__PROBLEM TO WORK ON__: Reproduce exactly the lines below, starting at the line that contains "What text is on this page?" and ending with the last line of the records, both included; leave out any pictures.
┌─ DATASET ENTRIES
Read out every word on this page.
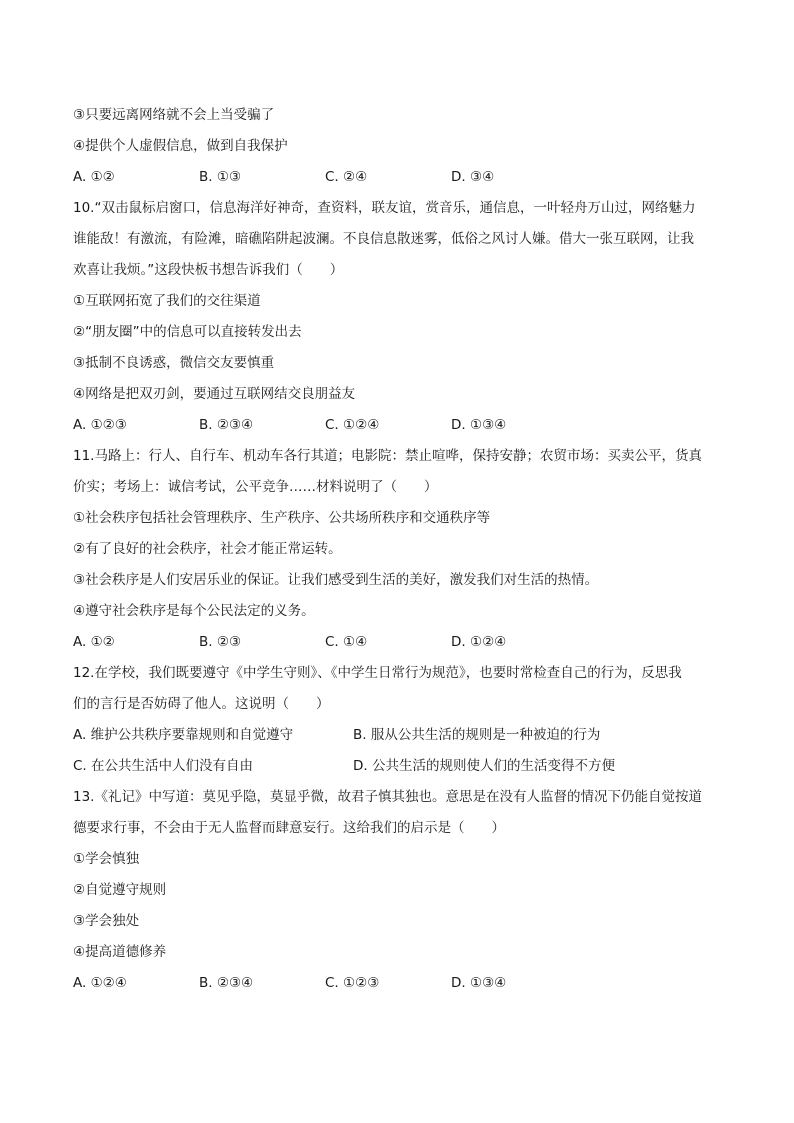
③只要远离网络就不会上当受骗了
④提供个人虚假信息，做到自我保护
A. ①②	B. ①③	C. ②④	D. ③④
10.“双击鼠标启窗口，信息海洋好神奇，查资料，联友谊，赏音乐，通信息，一叶轻舟万山过，网络魅力
谁能敌！有激流，有险滩，暗礁陷阱起波澜。不良信息散迷雾，低俗之风讨人嫌。借大一张互联网，让我
欢喜让我烦。”这段快板书想告诉我们（　　）
①互联网拓宽了我们的交往渠道
②“朋友圈”中的信息可以直接转发出去
③抵制不良诱惑，微信交友要慎重
④网络是把双刃剑，要通过互联网结交良朋益友
A. ①②③	B. ②③④	C. ①②④	D. ①③④
11.马路上：行人、自行车、机动车各行其道；电影院：禁止喧哗，保持安静；农贸市场：买卖公平，货真
价实；考场上：诚信考试，公平竞争……材料说明了（　　）
①社会秩序包括社会管理秩序、生产秩序、公共场所秩序和交通秩序等
②有了良好的社会秩序，社会才能正常运转。
③社会秩序是人们安居乐业的保证。让我们感受到生活的美好，激发我们对生活的热情。
④遵守社会秩序是每个公民法定的义务。
A. ①②	B. ②③	C. ①④	D. ①②④
12.在学校，我们既要遵守《中学生守则》、《中学生日常行为规范》，也要时常检查自己的行为，反思我
们的言行是否妨碍了他人。这说明（　　）
A. 维护公共秩序要靠规则和自觉遵守	B. 服从公共生活的规则是一种被迫的行为
C. 在公共生活中人们没有自由	D. 公共生活的规则使人们的生活变得不方便
13.《礼记》中写道：莫见乎隐，莫显乎微，故君子慎其独也。意思是在没有人监督的情况下仍能自觉按道
德要求行事，不会由于无人监督而肆意妄行。这给我们的启示是（　　）
①学会慎独
②自觉遵守规则
③学会独处
④提高道德修养
A. ①②④	B. ②③④	C. ①②③	D. ①③④
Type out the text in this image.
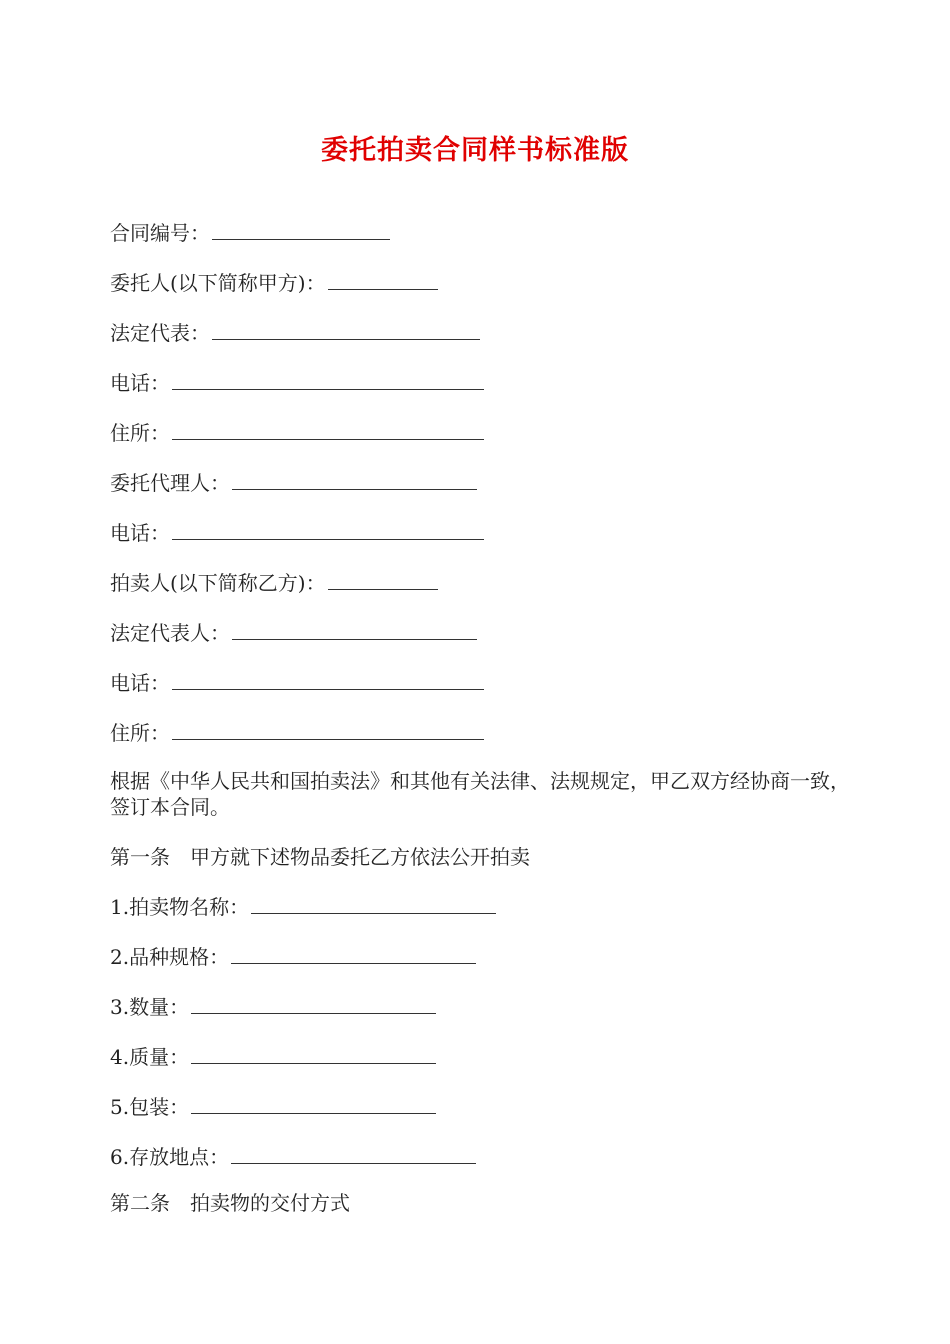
委托拍卖合同样书标准版
合同编号：
委托人(以下简称甲方)：
法定代表：
电话：
住所：
委托代理人：
电话：
拍卖人(以下简称乙方)：
法定代表人：
电话：
住所：
根据《中华人民共和国拍卖法》和其他有关法律、法规规定，甲乙双方经协商一致，签订本合同。
第一条　甲方就下述物品委托乙方依法公开拍卖
1.拍卖物名称：
2.品种规格：
3.数量：
4.质量：
5.包装：
6.存放地点：
第二条　拍卖物的交付方式
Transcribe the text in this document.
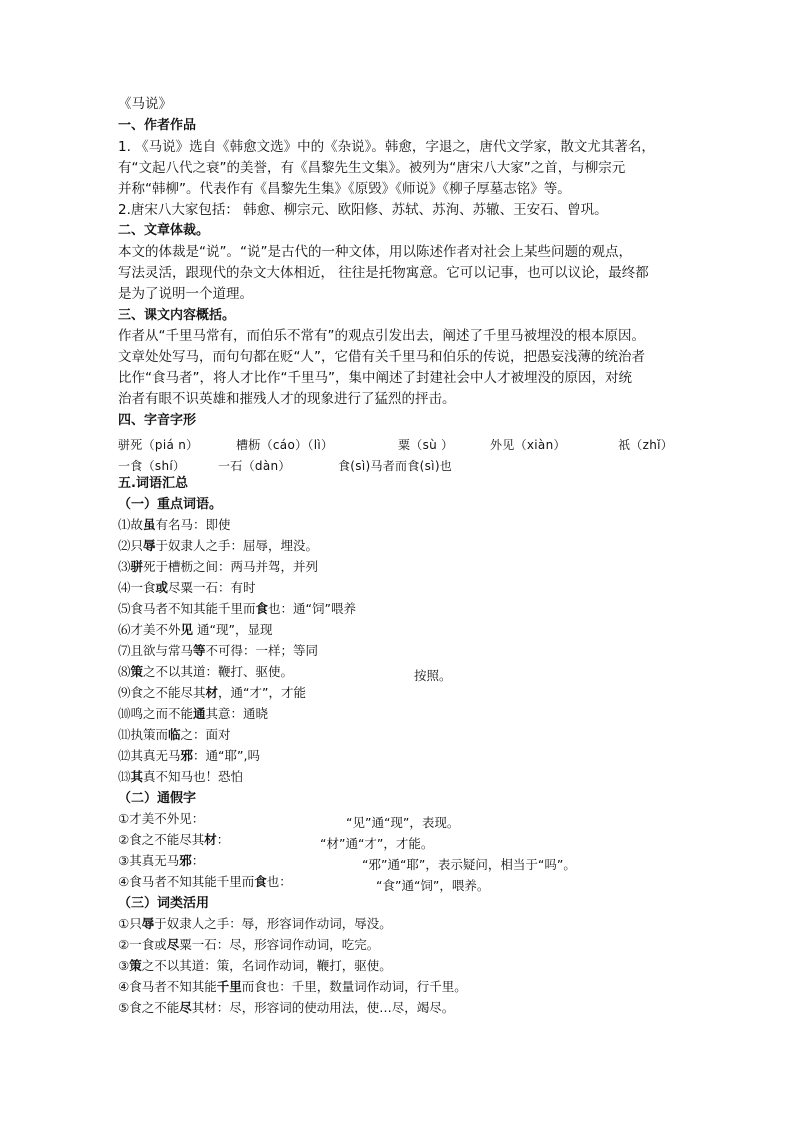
《马说》
一、作者作品
1. 《马说》选自《韩愈文选》中的《杂说》。韩愈，字退之，唐代文学家，散文尤其著名，
有“文起八代之衰”的美誉，有《昌黎先生文集》。被列为“唐宋八大家”之首，与柳宗元
并称“韩柳”。代表作有《昌黎先生集》《原毁》《师说》《柳子厚墓志铭》等。
2.唐宋八大家包括： 韩愈、柳宗元、欧阳修、苏轼、苏洵、苏辙、王安石、曾巩。
二、文章体裁。
本文的体裁是“说”。“说”是古代的一种文体，用以陈述作者对社会上某些问题的观点，
写法灵活，跟现代的杂文大体相近， 往往是托物寓意。它可以记事，也可以议论，最终都
是为了说明一个道理。
三、课文内容概括。
作者从“千里马常有，而伯乐不常有”的观点引发出去，阐述了千里马被埋没的根本原因。
文章处处写马，而句句都在贬“人”，它借有关千里马和伯乐的传说，把愚妄浅薄的统治者
比作“食马者”，将人才比作“千里马”，集中阐述了封建社会中人才被埋没的原因，对统
治者有眼不识英雄和摧残人才的现象进行了猛烈的抨击。
四、字音字形
骈死（piá n）	槽枥（cáo）（lì）	粟（sù ）	外见（xiàn）	祇（zhǐ）
一食（shí）	一石（dàn）	食(sì)马者而食(sì)也
五.词语汇总
（一）重点词语。
⑴故虽有名马：即使
⑵只辱于奴隶人之手：屈辱，埋没。
⑶骈死于槽枥之间：两马并驾，并列
⑷一食或尽粟一石：有时
⑸食马者不知其能千里而食也：通“饲”喂养
⑹才美不外见 通“现”，显现
⑺且欲与常马等不可得：一样；等同
⑻策之不以其道：鞭打、驱使。	按照。
⑼食之不能尽其材，通“才”，才能
⑽鸣之而不能通其意：通晓
⑾执策而临之：面对
⑿其真无马邪：通“耶”,吗
⒀其真不知马也！恐怕
（二）通假字
①才美不外见：	“见”通“现”，表现。
②食之不能尽其材：	“材”通“才”，才能。
③其真无马邪：	“邪”通“耶”，表示疑问，相当于“吗”。
④食马者不知其能千里而食也：	“食”通“饲”，喂养。
（三）词类活用
①只辱于奴隶人之手：辱，形容词作动词，辱没。
②一食或尽粟一石：尽，形容词作动词，吃完。
③策之不以其道：策，名词作动词，鞭打，驱使。
④食马者不知其能千里而食也：千里，数量词作动词，行千里。
⑤食之不能尽其材：尽，形容词的使动用法，使…尽，竭尽。
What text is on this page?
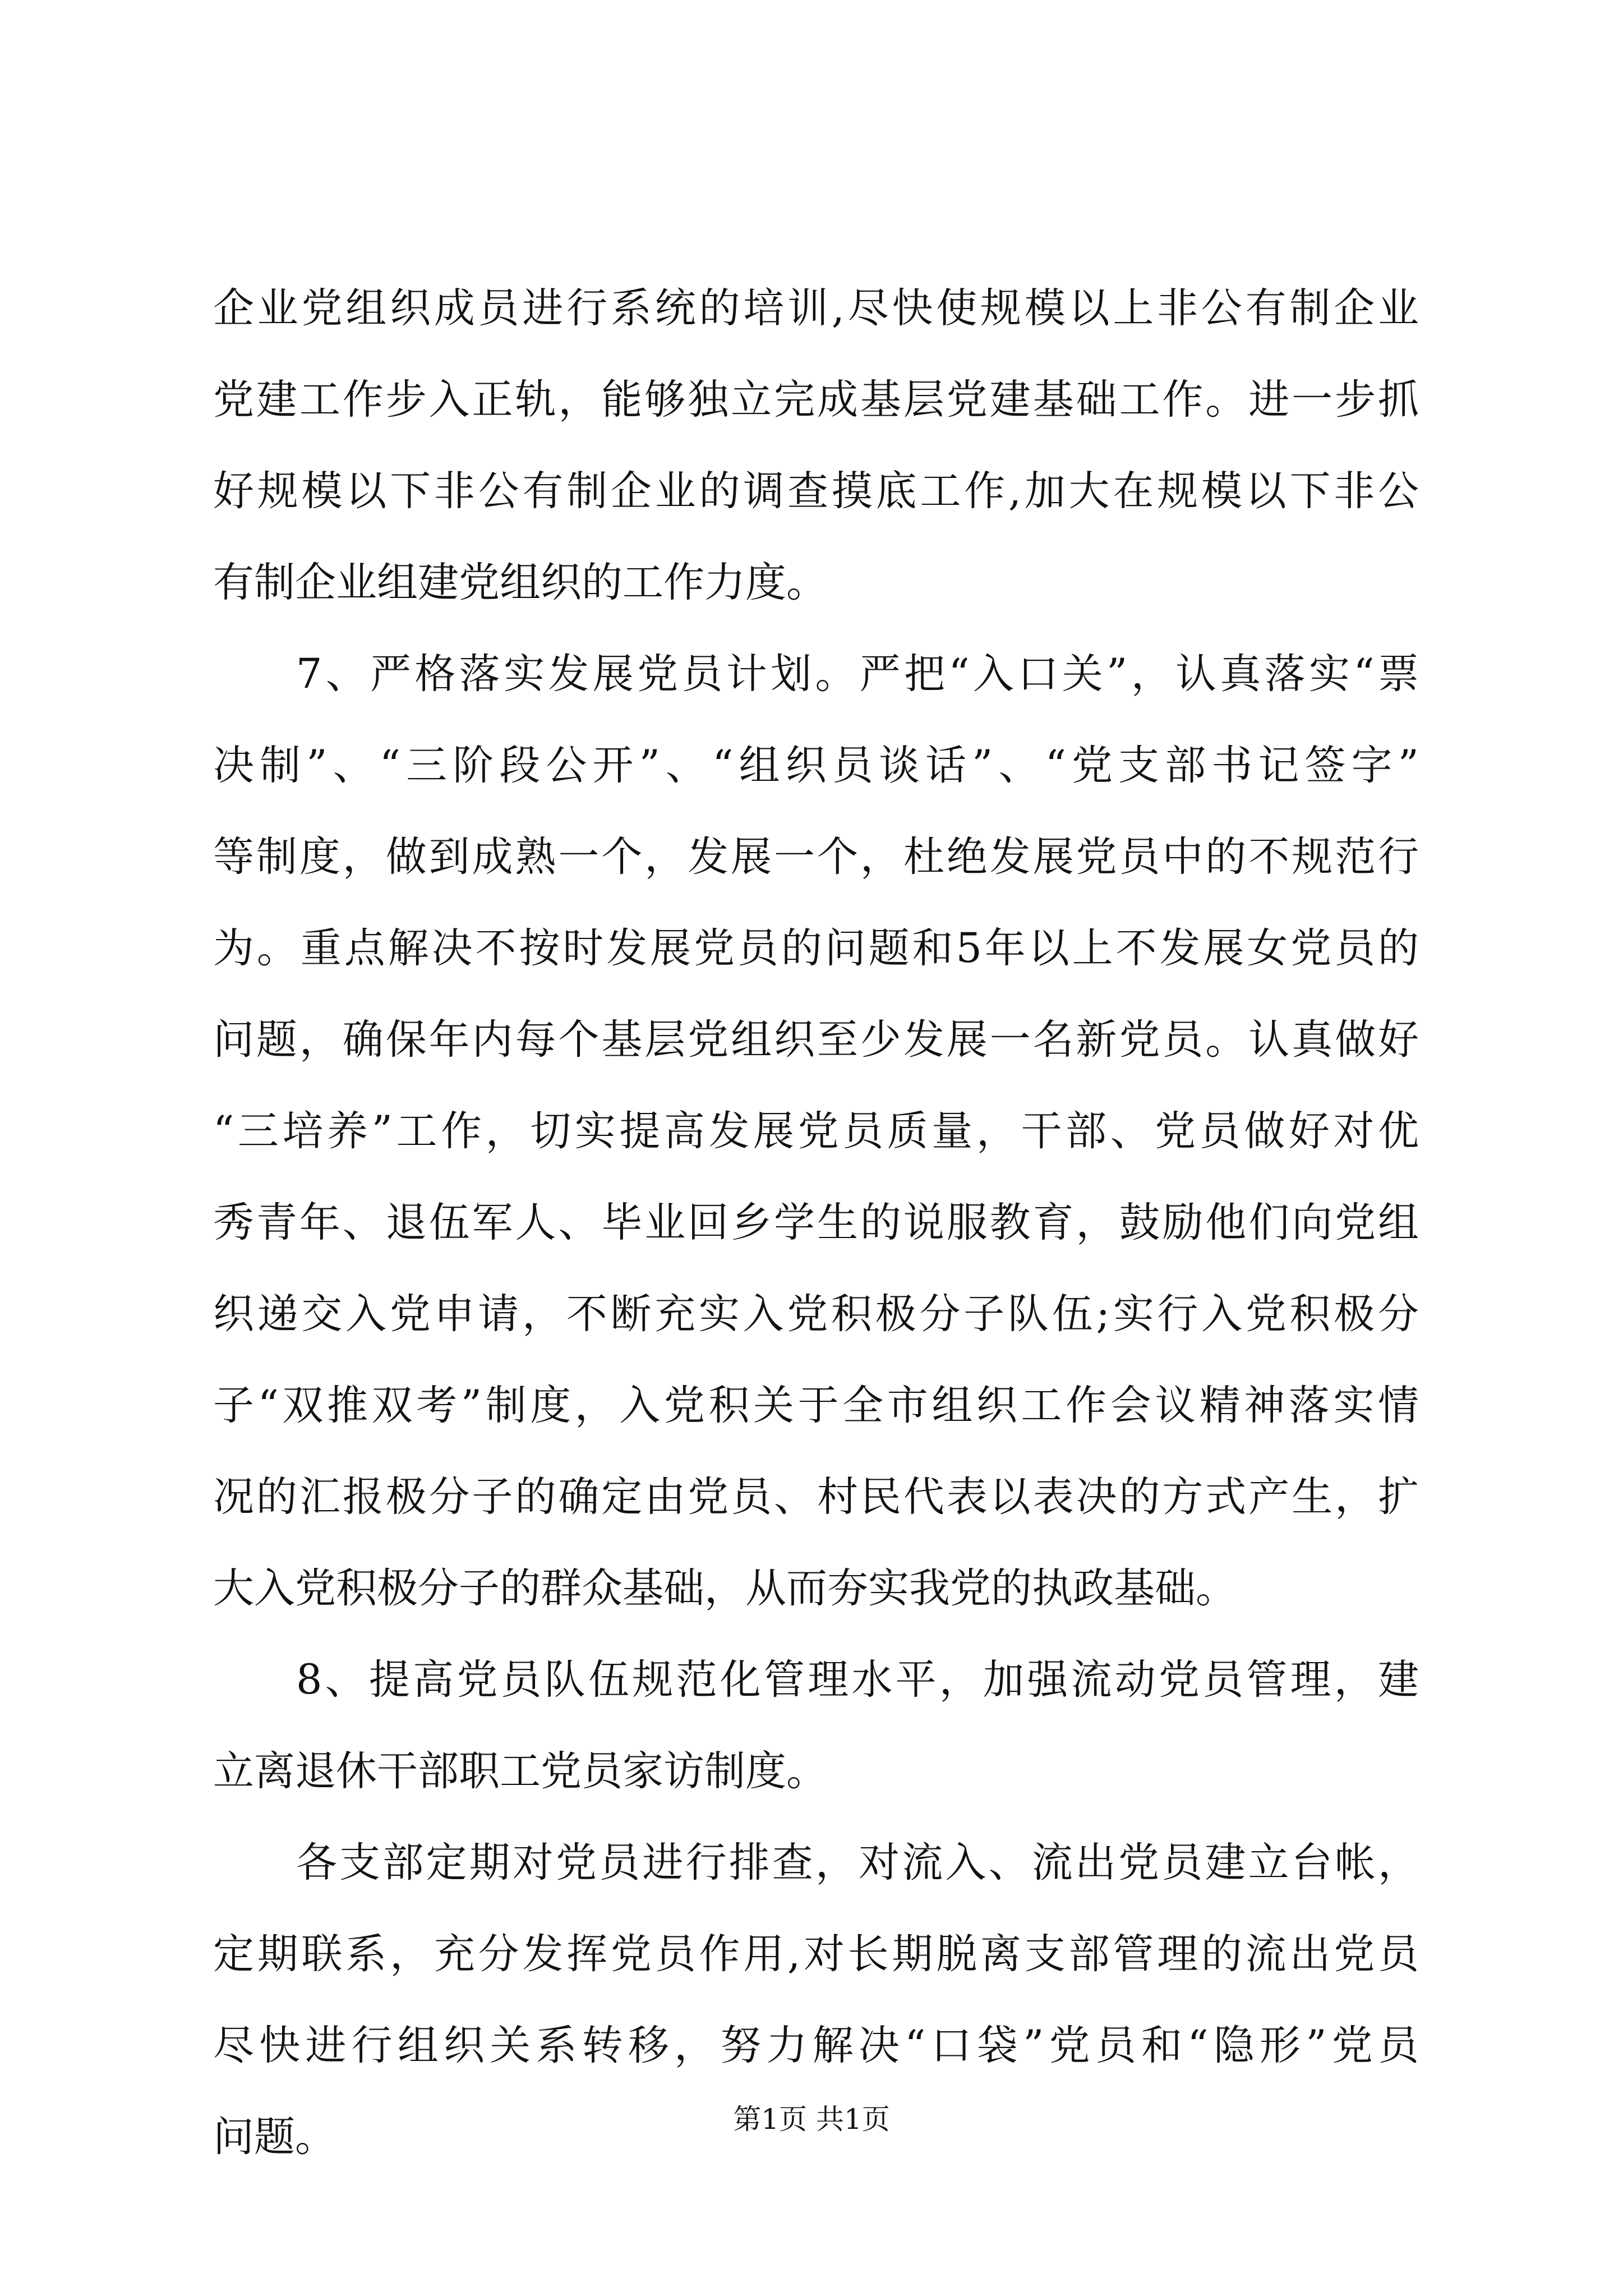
企业党组织成员进行系统的培训,尽快使规模以上非公有制企业
党建工作步入正轨，能够独立完成基层党建基础工作。进一步抓
好规模以下非公有制企业的调查摸底工作,加大在规模以下非公
有制企业组建党组织的工作力度。
7、严格落实发展党员计划。严把“入口关”，认真落实“票
决制”、“三阶段公开”、“组织员谈话”、“党支部书记签字”
等制度，做到成熟一个，发展一个，杜绝发展党员中的不规范行
为。重点解决不按时发展党员的问题和5年以上不发展女党员的
问题，确保年内每个基层党组织至少发展一名新党员。认真做好
“三培养”工作，切实提高发展党员质量，干部、党员做好对优
秀青年、退伍军人、毕业回乡学生的说服教育，鼓励他们向党组
织递交入党申请，不断充实入党积极分子队伍;实行入党积极分
子“双推双考”制度，入党积关于全市组织工作会议精神落实情
况的汇报极分子的确定由党员、村民代表以表决的方式产生，扩
大入党积极分子的群众基础，从而夯实我党的执政基础。
8、提高党员队伍规范化管理水平，加强流动党员管理，建
立离退休干部职工党员家访制度。
各支部定期对党员进行排查，对流入、流出党员建立台帐，
定期联系，充分发挥党员作用,对长期脱离支部管理的流出党员
尽快进行组织关系转移，努力解决“口袋”党员和“隐形”党员
问题。	第1页 共1页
└─
__SOLUTION__:
What text is on this page?
企业党组织成员进行系统的培训,尽快使规模以上非公有制企业
党建工作步入正轨，能够独立完成基层党建基础工作。进一步抓
好规模以下非公有制企业的调查摸底工作,加大在规模以下非公
有制企业组建党组织的工作力度。
7、严格落实发展党员计划。严把“入口关”，认真落实“票
决制”、“三阶段公开”、“组织员谈话”、“党支部书记签字”
等制度，做到成熟一个，发展一个，杜绝发展党员中的不规范行
为。重点解决不按时发展党员的问题和5年以上不发展女党员的
问题，确保年内每个基层党组织至少发展一名新党员。认真做好
“三培养”工作，切实提高发展党员质量，干部、党员做好对优
秀青年、退伍军人、毕业回乡学生的说服教育，鼓励他们向党组
织递交入党申请，不断充实入党积极分子队伍;实行入党积极分
子“双推双考”制度，入党积关于全市组织工作会议精神落实情
况的汇报极分子的确定由党员、村民代表以表决的方式产生，扩
大入党积极分子的群众基础，从而夯实我党的执政基础。
8、提高党员队伍规范化管理水平，加强流动党员管理，建
立离退休干部职工党员家访制度。
各支部定期对党员进行排查，对流入、流出党员建立台帐，
定期联系，充分发挥党员作用,对长期脱离支部管理的流出党员
尽快进行组织关系转移，努力解决“口袋”党员和“隐形”党员
问题。	第1页 共1页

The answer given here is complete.